• [Excerpted records]:
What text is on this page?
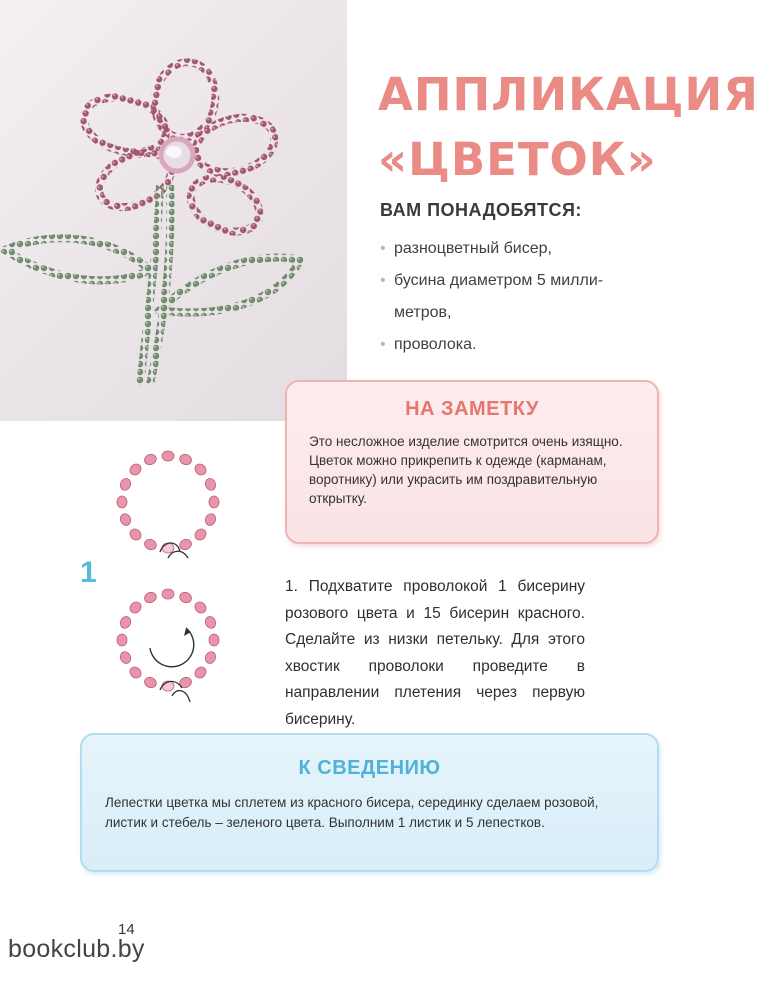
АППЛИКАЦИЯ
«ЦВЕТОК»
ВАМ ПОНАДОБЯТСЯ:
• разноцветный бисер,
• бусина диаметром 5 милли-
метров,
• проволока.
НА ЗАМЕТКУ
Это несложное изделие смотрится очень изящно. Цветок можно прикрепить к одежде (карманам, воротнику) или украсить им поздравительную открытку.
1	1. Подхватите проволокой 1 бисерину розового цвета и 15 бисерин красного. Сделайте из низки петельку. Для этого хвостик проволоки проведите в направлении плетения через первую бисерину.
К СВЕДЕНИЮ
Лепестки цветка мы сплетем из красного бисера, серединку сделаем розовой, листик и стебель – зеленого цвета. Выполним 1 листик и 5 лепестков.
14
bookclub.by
...
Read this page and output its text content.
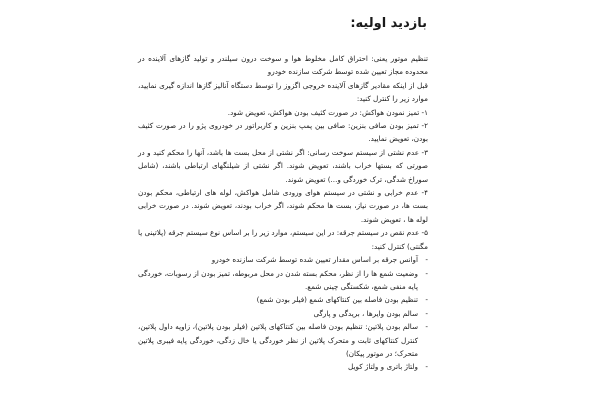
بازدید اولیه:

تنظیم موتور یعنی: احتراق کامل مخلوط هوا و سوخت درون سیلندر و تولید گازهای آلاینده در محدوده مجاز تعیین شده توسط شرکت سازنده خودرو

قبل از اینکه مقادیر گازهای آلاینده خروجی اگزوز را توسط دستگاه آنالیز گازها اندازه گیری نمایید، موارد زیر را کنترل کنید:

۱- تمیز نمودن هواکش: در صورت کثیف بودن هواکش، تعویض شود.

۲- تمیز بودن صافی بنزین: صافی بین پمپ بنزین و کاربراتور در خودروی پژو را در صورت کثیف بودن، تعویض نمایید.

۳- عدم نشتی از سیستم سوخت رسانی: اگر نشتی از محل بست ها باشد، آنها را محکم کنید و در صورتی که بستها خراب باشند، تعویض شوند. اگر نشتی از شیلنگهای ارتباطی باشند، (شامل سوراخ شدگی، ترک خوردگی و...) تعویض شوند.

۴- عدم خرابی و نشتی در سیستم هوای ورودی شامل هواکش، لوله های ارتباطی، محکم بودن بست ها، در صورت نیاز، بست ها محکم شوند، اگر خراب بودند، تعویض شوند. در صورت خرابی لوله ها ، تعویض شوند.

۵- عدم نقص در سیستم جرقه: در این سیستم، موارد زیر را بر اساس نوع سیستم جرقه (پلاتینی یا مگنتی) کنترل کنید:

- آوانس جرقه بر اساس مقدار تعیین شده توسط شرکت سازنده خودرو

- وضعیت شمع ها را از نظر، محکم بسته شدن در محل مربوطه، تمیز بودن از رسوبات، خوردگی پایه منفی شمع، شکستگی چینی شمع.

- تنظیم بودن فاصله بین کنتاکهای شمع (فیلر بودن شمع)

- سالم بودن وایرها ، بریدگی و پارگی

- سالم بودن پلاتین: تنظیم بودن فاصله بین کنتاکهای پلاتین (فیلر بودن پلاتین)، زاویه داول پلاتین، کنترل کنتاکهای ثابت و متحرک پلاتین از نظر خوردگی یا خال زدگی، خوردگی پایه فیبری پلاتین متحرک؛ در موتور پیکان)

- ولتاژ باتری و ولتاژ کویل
...
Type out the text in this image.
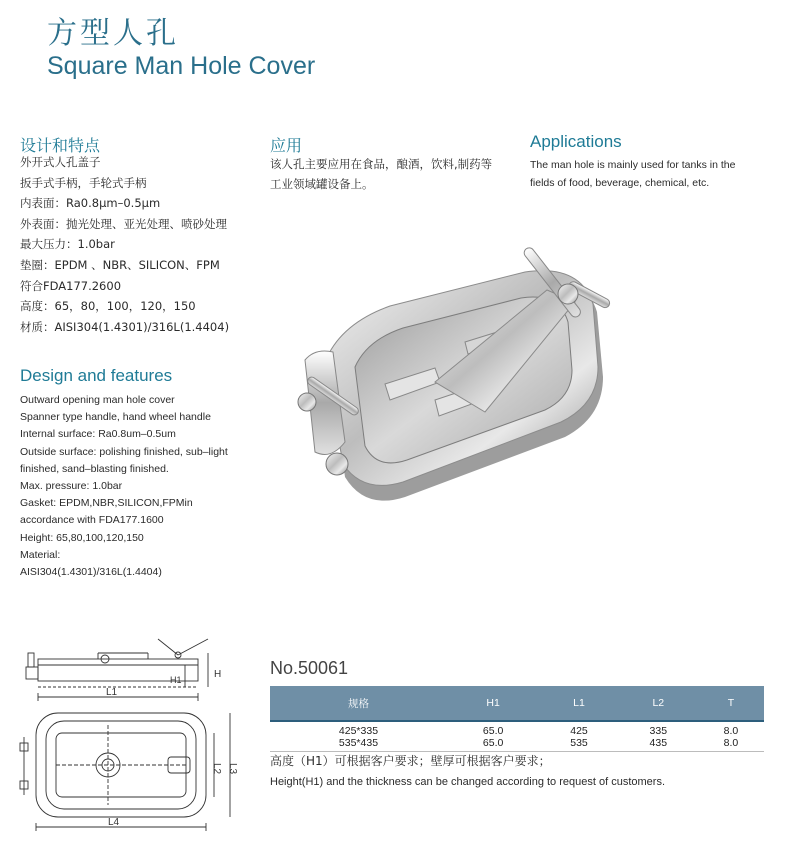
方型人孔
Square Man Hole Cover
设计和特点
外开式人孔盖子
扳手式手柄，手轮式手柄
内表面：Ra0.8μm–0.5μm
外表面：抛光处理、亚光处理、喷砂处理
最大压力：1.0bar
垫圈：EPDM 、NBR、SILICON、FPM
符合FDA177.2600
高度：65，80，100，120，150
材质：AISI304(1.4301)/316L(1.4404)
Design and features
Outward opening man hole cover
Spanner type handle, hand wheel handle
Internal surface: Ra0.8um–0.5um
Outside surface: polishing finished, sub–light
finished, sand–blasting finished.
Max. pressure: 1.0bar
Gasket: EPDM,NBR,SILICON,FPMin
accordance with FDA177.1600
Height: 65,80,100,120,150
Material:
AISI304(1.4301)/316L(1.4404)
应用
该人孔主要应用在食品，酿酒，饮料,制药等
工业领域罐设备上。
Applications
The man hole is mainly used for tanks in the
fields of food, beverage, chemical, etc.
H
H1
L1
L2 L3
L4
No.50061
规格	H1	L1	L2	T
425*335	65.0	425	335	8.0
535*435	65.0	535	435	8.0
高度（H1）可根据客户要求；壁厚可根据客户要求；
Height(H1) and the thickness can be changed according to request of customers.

• [Given exercise]:
Read the entries and select each line where the word "SILICON" is found.

• [Output below]:
垫圈：EPDM 、NBR、SILICON、FPM
Gasket: EPDM,NBR,SILICON,FPMin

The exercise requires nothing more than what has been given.